Identify each line below that contains the word "with", and copy it out.

***** Listing

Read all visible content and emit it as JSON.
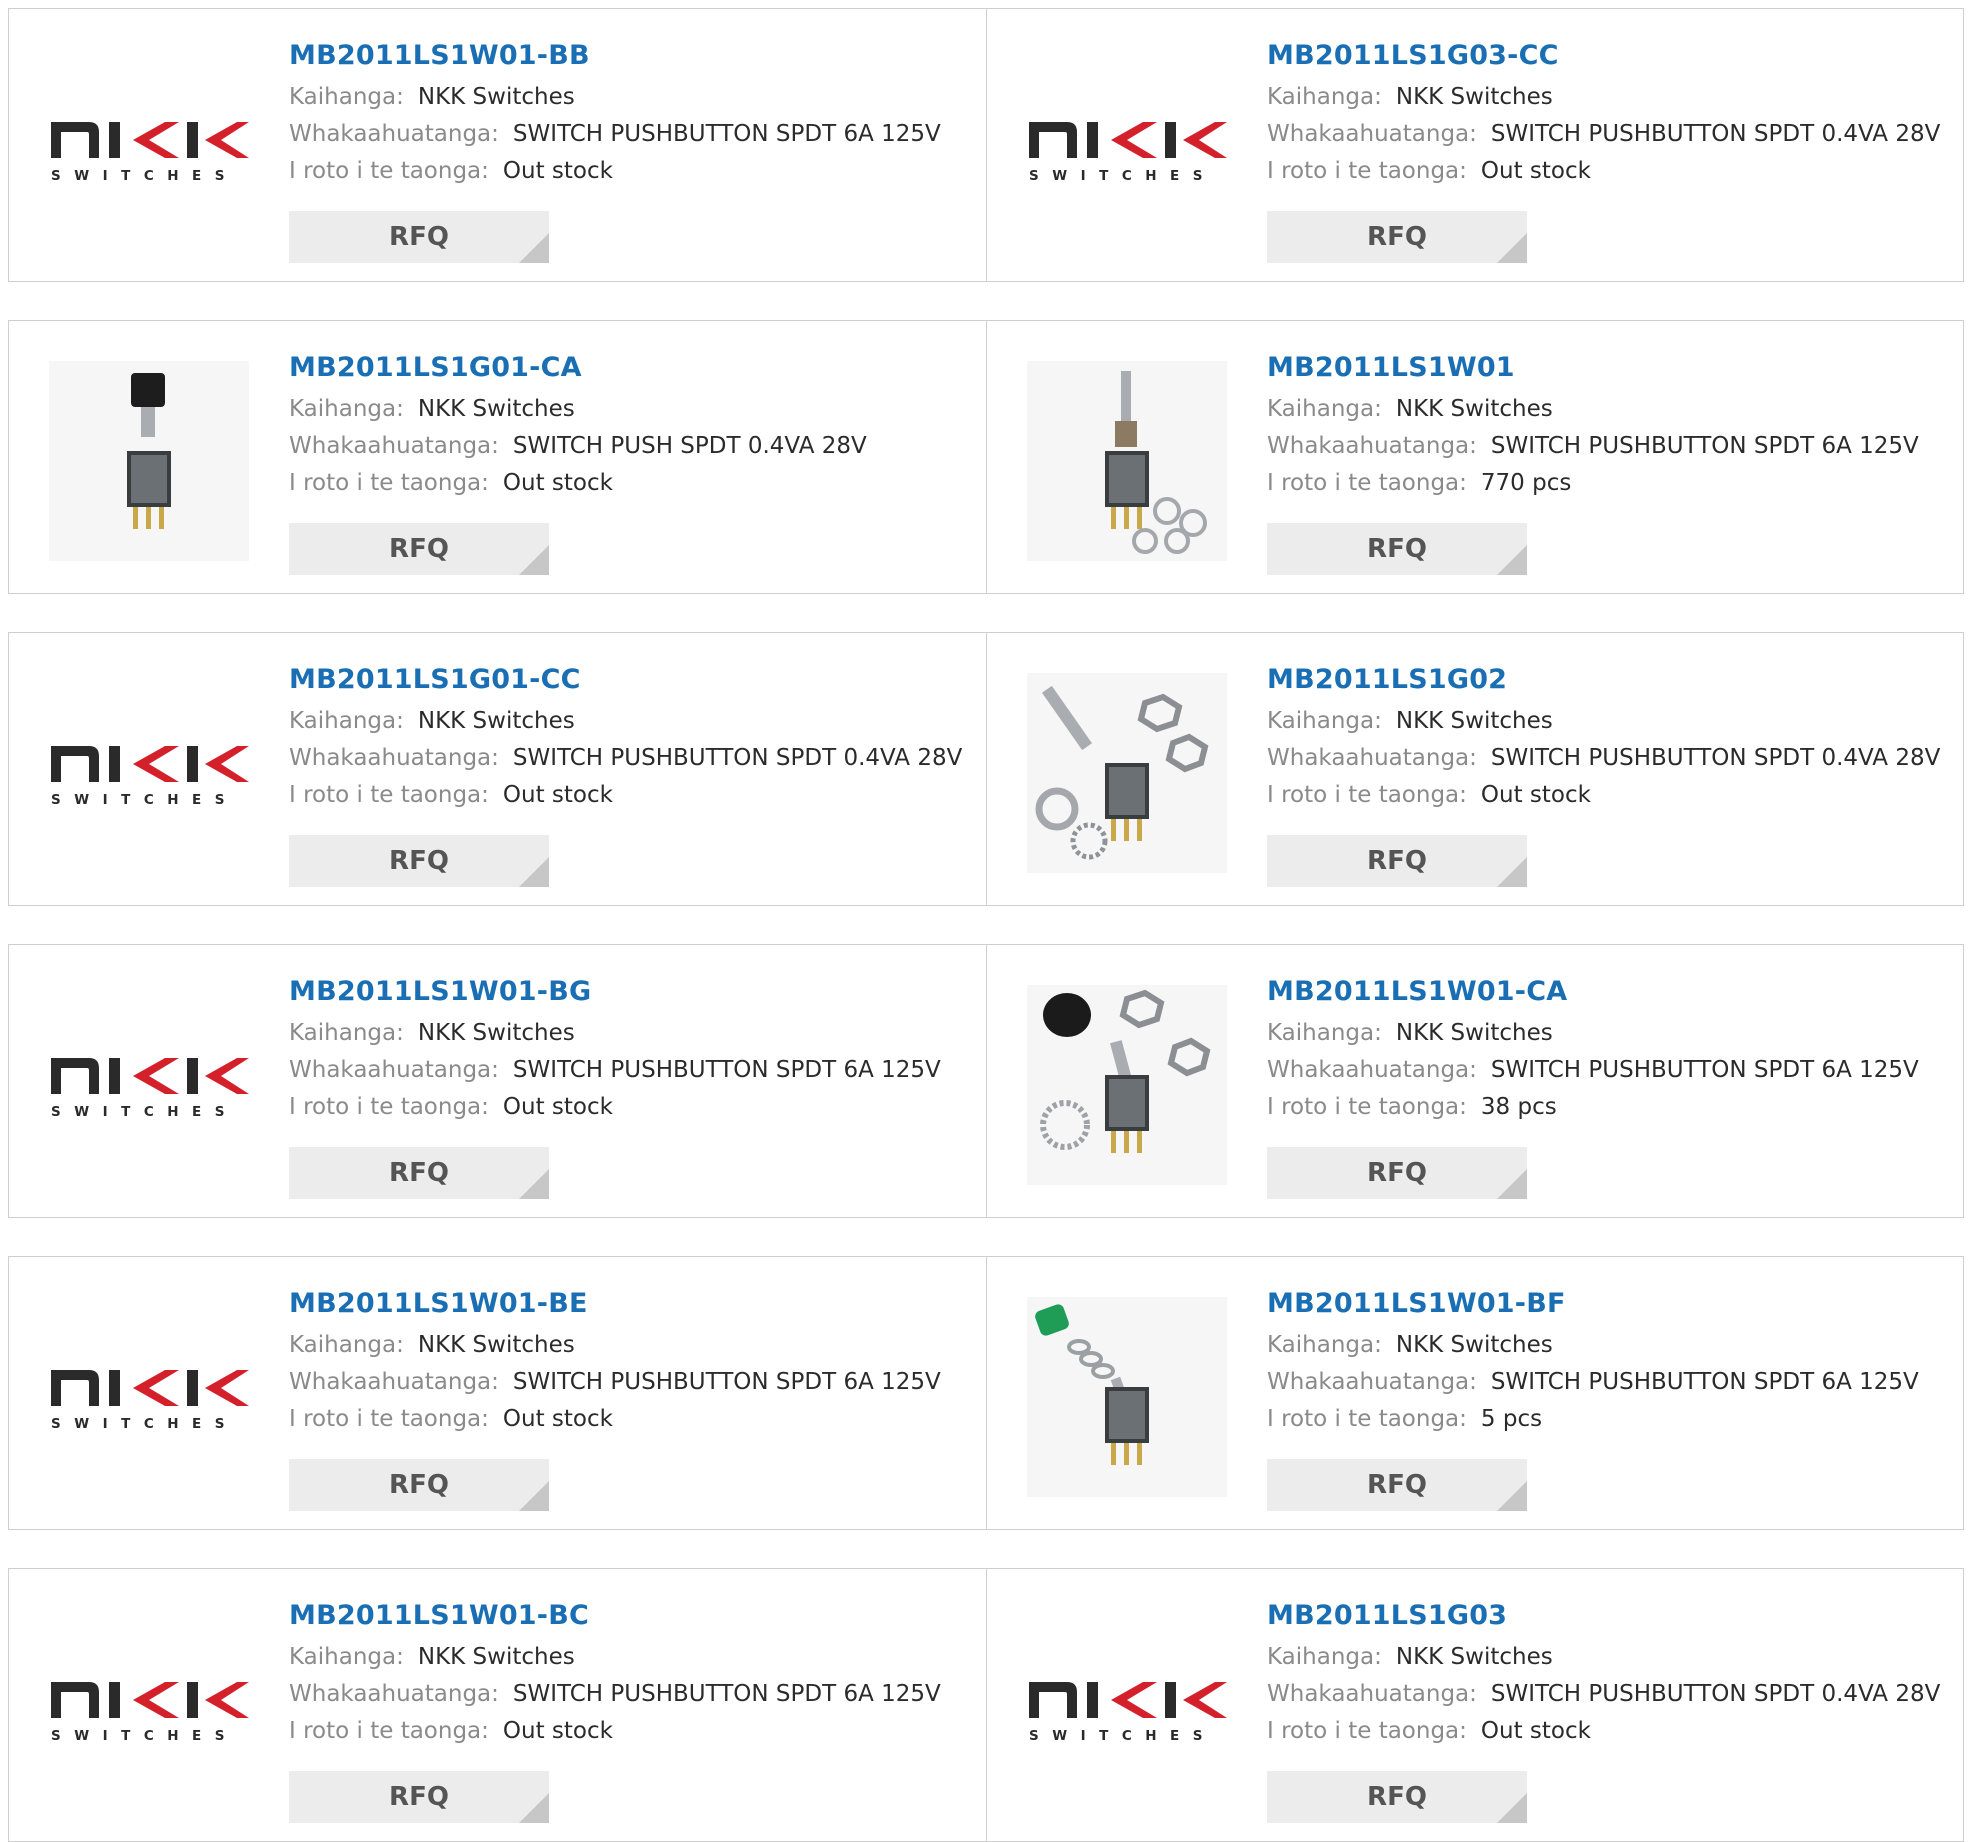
{
  "labels": {
    "manufacturer": "Kaihanga:",
    "description": "Whakaahuatanga:",
    "stock": "I roto i te taonga:",
    "rfq": "RFQ"
  },
  "logo_text": "SWITCHES",
  "colors": {
    "title": "#1a6fb4",
    "logo_red": "#d4202a",
    "logo_dark": "#2a2a2a"
  },
  "products": [
    {
      "part": "MB2011LS1W01-BB",
      "manufacturer": "NKK Switches",
      "description": "SWITCH PUSHBUTTON SPDT 6A 125V",
      "stock": "Out stock",
      "image": "nkk-logo"
    },
    {
      "part": "MB2011LS1G03-CC",
      "manufacturer": "NKK Switches",
      "description": "SWITCH PUSHBUTTON SPDT 0.4VA 28V",
      "stock": "Out stock",
      "image": "nkk-logo"
    },
    {
      "part": "MB2011LS1G01-CA",
      "manufacturer": "NKK Switches",
      "description": "SWITCH PUSH SPDT 0.4VA 28V",
      "stock": "Out stock",
      "image": "switch-black-cap"
    },
    {
      "part": "MB2011LS1W01",
      "manufacturer": "NKK Switches",
      "description": "SWITCH PUSHBUTTON SPDT 6A 125V",
      "stock": "770 pcs",
      "image": "switch-with-washers"
    },
    {
      "part": "MB2011LS1G01-CC",
      "manufacturer": "NKK Switches",
      "description": "SWITCH PUSHBUTTON SPDT 0.4VA 28V",
      "stock": "Out stock",
      "image": "nkk-logo"
    },
    {
      "part": "MB2011LS1G02",
      "manufacturer": "NKK Switches",
      "description": "SWITCH PUSHBUTTON SPDT 0.4VA 28V",
      "stock": "Out stock",
      "image": "switch-with-nuts"
    },
    {
      "part": "MB2011LS1W01-BG",
      "manufacturer": "NKK Switches",
      "description": "SWITCH PUSHBUTTON SPDT 6A 125V",
      "stock": "Out stock",
      "image": "nkk-logo"
    },
    {
      "part": "MB2011LS1W01-CA",
      "manufacturer": "NKK Switches",
      "description": "SWITCH PUSHBUTTON SPDT 6A 125V",
      "stock": "38 pcs",
      "image": "switch-cap-nuts"
    },
    {
      "part": "MB2011LS1W01-BE",
      "manufacturer": "NKK Switches",
      "description": "SWITCH PUSHBUTTON SPDT 6A 125V",
      "stock": "Out stock",
      "image": "nkk-logo"
    },
    {
      "part": "MB2011LS1W01-BF",
      "manufacturer": "NKK Switches",
      "description": "SWITCH PUSHBUTTON SPDT 6A 125V",
      "stock": "5 pcs",
      "image": "switch-green-cap"
    },
    {
      "part": "MB2011LS1W01-BC",
      "manufacturer": "NKK Switches",
      "description": "SWITCH PUSHBUTTON SPDT 6A 125V",
      "stock": "Out stock",
      "image": "nkk-logo"
    },
    {
      "part": "MB2011LS1G03",
      "manufacturer": "NKK Switches",
      "description": "SWITCH PUSHBUTTON SPDT 0.4VA 28V",
      "stock": "Out stock",
      "image": "nkk-logo"
    }
  ]
}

**********

Solution for this task:
      "image": "switch-with-washers"
      "image": "switch-with-nuts"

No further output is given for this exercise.